**JOB:** Count every line below that contains "Bengaluru", then state the total with no other output.

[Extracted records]
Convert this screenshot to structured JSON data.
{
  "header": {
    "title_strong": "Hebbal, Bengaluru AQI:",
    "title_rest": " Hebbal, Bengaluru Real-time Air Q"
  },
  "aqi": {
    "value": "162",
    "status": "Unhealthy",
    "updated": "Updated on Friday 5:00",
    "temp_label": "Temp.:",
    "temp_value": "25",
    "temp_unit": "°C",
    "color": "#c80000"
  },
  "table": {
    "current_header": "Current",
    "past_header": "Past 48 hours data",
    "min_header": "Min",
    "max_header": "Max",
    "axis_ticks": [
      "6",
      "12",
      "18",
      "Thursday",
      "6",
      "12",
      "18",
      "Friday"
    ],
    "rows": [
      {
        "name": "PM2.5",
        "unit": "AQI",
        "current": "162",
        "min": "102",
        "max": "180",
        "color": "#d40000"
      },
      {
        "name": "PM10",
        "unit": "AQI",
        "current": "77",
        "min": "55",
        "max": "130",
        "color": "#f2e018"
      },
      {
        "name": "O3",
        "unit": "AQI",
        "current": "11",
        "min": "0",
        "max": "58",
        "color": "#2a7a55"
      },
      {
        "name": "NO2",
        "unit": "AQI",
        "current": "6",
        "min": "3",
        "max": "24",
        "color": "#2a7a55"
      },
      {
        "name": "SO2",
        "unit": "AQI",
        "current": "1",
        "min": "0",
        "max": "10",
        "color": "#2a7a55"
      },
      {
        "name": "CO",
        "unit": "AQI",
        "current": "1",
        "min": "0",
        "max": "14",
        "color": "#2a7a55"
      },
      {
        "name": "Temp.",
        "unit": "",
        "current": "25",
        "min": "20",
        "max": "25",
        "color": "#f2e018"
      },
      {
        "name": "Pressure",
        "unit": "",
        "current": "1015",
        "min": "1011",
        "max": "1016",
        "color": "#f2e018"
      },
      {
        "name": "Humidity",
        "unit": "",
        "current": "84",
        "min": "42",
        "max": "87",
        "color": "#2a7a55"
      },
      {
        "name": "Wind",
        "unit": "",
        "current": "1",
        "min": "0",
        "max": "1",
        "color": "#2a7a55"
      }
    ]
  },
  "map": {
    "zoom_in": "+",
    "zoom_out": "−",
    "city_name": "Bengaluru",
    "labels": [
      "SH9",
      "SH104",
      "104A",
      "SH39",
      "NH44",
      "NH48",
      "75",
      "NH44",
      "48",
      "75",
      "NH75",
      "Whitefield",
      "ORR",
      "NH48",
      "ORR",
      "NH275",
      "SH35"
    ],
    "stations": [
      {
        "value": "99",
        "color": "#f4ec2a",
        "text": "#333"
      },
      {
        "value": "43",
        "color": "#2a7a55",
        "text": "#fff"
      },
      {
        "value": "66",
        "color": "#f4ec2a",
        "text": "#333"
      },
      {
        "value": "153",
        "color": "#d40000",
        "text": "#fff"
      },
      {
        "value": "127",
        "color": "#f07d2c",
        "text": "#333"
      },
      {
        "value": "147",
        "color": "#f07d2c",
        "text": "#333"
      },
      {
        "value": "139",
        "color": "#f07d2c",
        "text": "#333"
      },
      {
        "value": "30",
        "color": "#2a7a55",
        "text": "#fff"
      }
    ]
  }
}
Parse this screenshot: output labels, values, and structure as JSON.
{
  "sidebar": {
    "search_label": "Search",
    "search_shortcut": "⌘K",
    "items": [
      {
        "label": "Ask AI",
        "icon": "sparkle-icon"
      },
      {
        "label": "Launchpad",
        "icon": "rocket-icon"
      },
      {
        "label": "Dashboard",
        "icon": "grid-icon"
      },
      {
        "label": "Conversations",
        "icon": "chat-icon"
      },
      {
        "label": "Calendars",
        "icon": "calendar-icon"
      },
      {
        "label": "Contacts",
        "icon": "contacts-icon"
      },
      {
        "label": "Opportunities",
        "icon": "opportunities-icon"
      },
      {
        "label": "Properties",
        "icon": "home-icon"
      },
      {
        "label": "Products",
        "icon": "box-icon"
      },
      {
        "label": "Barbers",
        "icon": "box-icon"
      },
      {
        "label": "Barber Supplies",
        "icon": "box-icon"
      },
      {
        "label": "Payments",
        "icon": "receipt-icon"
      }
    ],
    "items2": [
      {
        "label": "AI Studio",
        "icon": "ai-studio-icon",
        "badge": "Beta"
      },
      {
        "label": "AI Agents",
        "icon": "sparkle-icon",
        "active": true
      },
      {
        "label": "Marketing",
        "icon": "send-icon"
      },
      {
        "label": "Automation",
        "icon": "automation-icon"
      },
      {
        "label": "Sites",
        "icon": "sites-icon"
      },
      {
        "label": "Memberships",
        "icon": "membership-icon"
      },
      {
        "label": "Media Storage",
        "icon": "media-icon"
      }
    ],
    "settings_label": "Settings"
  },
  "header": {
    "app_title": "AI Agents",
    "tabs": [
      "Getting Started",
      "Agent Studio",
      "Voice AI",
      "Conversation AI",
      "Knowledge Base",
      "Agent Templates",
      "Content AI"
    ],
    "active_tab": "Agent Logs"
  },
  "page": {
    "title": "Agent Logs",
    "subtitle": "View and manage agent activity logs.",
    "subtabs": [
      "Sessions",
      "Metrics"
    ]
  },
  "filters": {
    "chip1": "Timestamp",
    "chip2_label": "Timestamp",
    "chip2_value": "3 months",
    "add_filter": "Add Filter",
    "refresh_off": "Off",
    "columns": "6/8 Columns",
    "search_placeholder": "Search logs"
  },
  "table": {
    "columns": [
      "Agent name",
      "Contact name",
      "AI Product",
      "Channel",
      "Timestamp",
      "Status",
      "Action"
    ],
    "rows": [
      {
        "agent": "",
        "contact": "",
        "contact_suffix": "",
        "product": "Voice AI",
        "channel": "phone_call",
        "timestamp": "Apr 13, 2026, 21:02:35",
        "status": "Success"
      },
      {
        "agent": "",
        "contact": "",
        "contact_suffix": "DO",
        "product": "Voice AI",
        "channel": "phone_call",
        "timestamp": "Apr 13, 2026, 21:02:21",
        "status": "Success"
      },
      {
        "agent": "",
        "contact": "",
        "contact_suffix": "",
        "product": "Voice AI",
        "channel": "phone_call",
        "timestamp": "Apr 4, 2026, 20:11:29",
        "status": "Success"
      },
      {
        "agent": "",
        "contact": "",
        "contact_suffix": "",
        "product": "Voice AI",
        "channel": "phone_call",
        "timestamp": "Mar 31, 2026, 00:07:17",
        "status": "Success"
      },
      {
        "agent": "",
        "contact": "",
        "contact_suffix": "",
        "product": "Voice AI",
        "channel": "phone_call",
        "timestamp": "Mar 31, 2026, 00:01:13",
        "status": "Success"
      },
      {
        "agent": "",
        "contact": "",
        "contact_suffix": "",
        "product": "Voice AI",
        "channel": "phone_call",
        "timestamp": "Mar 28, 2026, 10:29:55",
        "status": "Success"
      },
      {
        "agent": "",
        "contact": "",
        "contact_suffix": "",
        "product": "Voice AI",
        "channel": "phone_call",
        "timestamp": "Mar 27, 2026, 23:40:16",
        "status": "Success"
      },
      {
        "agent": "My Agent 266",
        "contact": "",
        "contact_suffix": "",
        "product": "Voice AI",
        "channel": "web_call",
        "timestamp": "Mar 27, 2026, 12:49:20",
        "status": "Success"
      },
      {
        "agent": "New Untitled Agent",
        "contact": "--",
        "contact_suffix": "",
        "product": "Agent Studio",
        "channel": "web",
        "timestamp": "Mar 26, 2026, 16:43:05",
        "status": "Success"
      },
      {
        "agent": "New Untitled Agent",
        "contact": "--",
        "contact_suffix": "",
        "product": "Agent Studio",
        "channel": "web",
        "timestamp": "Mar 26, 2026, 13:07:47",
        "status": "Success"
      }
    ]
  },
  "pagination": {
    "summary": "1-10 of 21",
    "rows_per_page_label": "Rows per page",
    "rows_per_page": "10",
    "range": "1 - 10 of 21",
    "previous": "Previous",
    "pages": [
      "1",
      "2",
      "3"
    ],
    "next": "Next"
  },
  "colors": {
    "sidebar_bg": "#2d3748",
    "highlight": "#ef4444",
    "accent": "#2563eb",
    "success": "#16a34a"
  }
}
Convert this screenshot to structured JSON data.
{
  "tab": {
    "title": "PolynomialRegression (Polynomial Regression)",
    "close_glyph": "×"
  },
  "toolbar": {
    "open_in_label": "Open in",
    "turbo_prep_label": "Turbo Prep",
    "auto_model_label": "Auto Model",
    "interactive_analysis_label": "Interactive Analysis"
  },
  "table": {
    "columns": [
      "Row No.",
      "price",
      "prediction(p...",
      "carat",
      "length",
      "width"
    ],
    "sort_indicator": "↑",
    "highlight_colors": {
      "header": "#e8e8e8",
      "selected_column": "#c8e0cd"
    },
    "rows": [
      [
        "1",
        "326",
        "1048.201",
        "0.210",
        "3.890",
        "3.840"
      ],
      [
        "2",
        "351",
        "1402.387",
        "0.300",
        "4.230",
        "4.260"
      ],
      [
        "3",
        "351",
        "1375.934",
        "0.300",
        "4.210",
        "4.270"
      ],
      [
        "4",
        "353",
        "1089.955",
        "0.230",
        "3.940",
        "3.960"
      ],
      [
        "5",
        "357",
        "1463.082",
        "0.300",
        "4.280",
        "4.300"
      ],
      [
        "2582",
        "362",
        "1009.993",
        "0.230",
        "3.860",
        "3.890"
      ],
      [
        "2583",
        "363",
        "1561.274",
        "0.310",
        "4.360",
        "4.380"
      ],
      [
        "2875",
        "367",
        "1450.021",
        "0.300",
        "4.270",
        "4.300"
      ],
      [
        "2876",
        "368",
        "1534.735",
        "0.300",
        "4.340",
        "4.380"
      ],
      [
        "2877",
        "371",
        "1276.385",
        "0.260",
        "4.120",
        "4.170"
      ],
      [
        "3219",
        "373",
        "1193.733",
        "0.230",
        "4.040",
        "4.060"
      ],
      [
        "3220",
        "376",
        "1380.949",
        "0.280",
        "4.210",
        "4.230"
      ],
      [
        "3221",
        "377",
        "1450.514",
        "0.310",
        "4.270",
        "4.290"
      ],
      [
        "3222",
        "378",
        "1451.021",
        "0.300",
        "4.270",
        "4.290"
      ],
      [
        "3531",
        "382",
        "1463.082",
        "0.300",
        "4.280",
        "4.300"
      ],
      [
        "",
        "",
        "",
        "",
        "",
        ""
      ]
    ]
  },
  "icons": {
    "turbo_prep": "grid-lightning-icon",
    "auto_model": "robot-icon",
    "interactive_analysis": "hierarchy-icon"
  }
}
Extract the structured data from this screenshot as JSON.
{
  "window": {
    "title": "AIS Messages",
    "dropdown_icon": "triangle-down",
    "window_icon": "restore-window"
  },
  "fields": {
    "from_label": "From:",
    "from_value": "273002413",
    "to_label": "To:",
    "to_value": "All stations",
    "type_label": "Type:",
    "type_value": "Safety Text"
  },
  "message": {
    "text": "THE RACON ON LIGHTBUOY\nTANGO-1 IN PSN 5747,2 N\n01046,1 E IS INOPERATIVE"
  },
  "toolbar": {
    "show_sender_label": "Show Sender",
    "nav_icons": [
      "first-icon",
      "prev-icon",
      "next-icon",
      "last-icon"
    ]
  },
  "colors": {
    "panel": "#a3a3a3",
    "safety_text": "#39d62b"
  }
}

**FINISHED ANSWER:** 3